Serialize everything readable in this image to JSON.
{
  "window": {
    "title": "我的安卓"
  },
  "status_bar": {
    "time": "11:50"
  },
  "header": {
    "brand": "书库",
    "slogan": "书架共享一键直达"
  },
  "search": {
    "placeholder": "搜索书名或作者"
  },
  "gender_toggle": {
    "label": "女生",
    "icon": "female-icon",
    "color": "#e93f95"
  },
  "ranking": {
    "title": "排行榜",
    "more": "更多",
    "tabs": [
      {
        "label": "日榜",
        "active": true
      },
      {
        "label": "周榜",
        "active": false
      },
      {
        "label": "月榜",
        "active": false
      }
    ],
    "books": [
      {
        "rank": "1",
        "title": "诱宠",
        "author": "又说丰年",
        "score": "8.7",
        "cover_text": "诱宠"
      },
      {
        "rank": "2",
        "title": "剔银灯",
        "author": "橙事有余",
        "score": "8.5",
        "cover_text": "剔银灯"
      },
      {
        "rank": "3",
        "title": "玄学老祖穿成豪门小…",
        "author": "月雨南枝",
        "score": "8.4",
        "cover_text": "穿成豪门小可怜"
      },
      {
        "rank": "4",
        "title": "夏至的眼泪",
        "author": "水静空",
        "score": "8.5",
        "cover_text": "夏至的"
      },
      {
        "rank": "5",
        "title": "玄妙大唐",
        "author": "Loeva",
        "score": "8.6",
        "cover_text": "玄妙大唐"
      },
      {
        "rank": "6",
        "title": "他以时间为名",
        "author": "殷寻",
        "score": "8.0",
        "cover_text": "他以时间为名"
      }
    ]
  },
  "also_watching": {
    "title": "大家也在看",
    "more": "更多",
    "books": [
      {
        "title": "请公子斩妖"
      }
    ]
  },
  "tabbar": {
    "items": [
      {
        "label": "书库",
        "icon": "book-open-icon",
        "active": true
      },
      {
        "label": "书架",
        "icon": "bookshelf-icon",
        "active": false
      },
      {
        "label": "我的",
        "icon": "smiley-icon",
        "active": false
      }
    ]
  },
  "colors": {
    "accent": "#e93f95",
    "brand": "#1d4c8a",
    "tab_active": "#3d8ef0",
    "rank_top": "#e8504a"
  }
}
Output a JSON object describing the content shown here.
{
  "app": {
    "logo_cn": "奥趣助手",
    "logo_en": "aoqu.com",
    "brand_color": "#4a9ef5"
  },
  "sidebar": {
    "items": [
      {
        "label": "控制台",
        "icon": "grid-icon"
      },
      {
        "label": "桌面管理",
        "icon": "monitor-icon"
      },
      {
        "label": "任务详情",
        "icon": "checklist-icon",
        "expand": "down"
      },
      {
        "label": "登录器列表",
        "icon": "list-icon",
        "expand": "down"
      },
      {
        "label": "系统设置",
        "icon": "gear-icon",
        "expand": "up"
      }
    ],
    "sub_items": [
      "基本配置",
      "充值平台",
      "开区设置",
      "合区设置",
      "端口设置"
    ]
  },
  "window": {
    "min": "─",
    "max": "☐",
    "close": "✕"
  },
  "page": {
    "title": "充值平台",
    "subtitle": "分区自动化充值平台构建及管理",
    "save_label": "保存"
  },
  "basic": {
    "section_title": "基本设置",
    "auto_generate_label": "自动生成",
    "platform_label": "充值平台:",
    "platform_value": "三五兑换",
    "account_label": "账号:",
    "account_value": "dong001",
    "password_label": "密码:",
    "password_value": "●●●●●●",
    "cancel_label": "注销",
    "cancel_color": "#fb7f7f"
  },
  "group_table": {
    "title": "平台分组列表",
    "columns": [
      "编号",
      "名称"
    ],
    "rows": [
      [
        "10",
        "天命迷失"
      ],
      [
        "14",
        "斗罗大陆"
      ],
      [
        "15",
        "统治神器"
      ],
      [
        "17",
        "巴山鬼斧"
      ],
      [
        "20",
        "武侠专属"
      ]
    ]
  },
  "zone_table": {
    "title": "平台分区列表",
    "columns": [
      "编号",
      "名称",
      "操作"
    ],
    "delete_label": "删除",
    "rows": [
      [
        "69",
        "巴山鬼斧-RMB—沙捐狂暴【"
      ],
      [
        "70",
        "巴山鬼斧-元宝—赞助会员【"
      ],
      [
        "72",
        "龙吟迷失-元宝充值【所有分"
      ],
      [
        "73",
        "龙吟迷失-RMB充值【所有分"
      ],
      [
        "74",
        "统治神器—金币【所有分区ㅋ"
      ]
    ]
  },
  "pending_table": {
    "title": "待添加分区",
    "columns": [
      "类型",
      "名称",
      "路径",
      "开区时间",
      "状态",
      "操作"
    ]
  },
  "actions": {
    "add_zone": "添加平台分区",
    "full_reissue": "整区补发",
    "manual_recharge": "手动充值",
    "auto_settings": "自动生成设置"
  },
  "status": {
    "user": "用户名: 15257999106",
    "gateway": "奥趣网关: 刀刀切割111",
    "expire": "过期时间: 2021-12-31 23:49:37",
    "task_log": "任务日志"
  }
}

++++++

WHAT THE EXERCISE ASKS :: Exactly as shown, repeat every record.

REPLY ::
Serialize everything readable in this image to JSON.
{
  "window": {
    "title": "我的安卓"
  },
  "status_bar": {
    "time": "11:50"
  },
  "header": {
    "brand": "书库",
    "slogan": "书架共享一键直达"
  },
  "search": {
    "placeholder": "搜索书名或作者"
  },
  "gender_toggle": {
    "label": "女生",
    "icon": "female-icon",
    "color": "#e93f95"
  },
  "ranking": {
    "title": "排行榜",
    "more": "更多",
    "tabs": [
      {
        "label": "日榜",
        "active": true
      },
      {
        "label": "周榜",
        "active": false
      },
      {
        "label": "月榜",
        "active": false
      }
    ],
    "books": [
      {
        "rank": "1",
        "title": "诱宠",
        "author": "又说丰年",
        "score": "8.7",
        "cover_text": "诱宠"
      },
      {
        "rank": "2",
        "title": "剔银灯",
        "author": "橙事有余",
        "score": "8.5",
        "cover_text": "剔银灯"
      },
      {
        "rank": "3",
        "title": "玄学老祖穿成豪门小…",
        "author": "月雨南枝",
        "score": "8.4",
        "cover_text": "穿成豪门小可怜"
      },
      {
        "rank": "4",
        "title": "夏至的眼泪",
        "author": "水静空",
        "score": "8.5",
        "cover_text": "夏至的"
      },
      {
        "rank": "5",
        "title": "玄妙大唐",
        "author": "Loeva",
        "score": "8.6",
        "cover_text": "玄妙大唐"
      },
      {
        "rank": "6",
        "title": "他以时间为名",
        "author": "殷寻",
        "score": "8.0",
        "cover_text": "他以时间为名"
      }
    ]
  },
  "also_watching": {
    "title": "大家也在看",
    "more": "更多",
    "books": [
      {
        "title": "请公子斩妖"
      }
    ]
  },
  "tabbar": {
    "items": [
      {
        "label": "书库",
        "icon": "book-open-icon",
        "active": true
      },
      {
        "label": "书架",
        "icon": "bookshelf-icon",
        "active": false
      },
      {
        "label": "我的",
        "icon": "smiley-icon",
        "active": false
      }
    ]
  },
  "colors": {
    "accent": "#e93f95",
    "brand": "#1d4c8a",
    "tab_active": "#3d8ef0",
    "rank_top": "#e8504a"
  }
}
Output a JSON object describing the content shown here.
{
  "app": {
    "logo_cn": "奥趣助手",
    "logo_en": "aoqu.com",
    "brand_color": "#4a9ef5"
  },
  "sidebar": {
    "items": [
      {
        "label": "控制台",
        "icon": "grid-icon"
      },
      {
        "label": "桌面管理",
        "icon": "monitor-icon"
      },
      {
        "label": "任务详情",
        "icon": "checklist-icon",
        "expand": "down"
      },
      {
        "label": "登录器列表",
        "icon": "list-icon",
        "expand": "down"
      },
      {
        "label": "系统设置",
        "icon": "gear-icon",
        "expand": "up"
      }
    ],
    "sub_items": [
      "基本配置",
      "充值平台",
      "开区设置",
      "合区设置",
      "端口设置"
    ]
  },
  "window": {
    "min": "─",
    "max": "☐",
    "close": "✕"
  },
  "page": {
    "title": "充值平台",
    "subtitle": "分区自动化充值平台构建及管理",
    "save_label": "保存"
  },
  "basic": {
    "section_title": "基本设置",
    "auto_generate_label": "自动生成",
    "platform_label": "充值平台:",
    "platform_value": "三五兑换",
    "account_label": "账号:",
    "account_value": "dong001",
    "password_label": "密码:",
    "password_value": "●●●●●●",
    "cancel_label": "注销",
    "cancel_color": "#fb7f7f"
  },
  "group_table": {
    "title": "平台分组列表",
    "columns": [
      "编号",
      "名称"
    ],
    "rows": [
      [
        "10",
        "天命迷失"
      ],
      [
        "14",
        "斗罗大陆"
      ],
      [
        "15",
        "统治神器"
      ],
      [
        "17",
        "巴山鬼斧"
      ],
      [
        "20",
        "武侠专属"
      ]
    ]
  },
  "zone_table": {
    "title": "平台分区列表",
    "columns": [
      "编号",
      "名称",
      "操作"
    ],
    "delete_label": "删除",
    "rows": [
      [
        "69",
        "巴山鬼斧-RMB—沙捐狂暴【"
      ],
      [
        "70",
        "巴山鬼斧-元宝—赞助会员【"
      ],
      [
        "72",
        "龙吟迷失-元宝充值【所有分"
      ],
      [
        "73",
        "龙吟迷失-RMB充值【所有分"
      ],
      [
        "74",
        "统治神器—金币【所有分区ㅋ"
      ]
    ]
  },
  "pending_table": {
    "title": "待添加分区",
    "columns": [
      "类型",
      "名称",
      "路径",
      "开区时间",
      "状态",
      "操作"
    ]
  },
  "actions": {
    "add_zone": "添加平台分区",
    "full_reissue": "整区补发",
    "manual_recharge": "手动充值",
    "auto_settings": "自动生成设置"
  },
  "status": {
    "user": "用户名: 15257999106",
    "gateway": "奥趣网关: 刀刀切割111",
    "expire": "过期时间: 2021-12-31 23:49:37",
    "task_log": "任务日志"
  }
}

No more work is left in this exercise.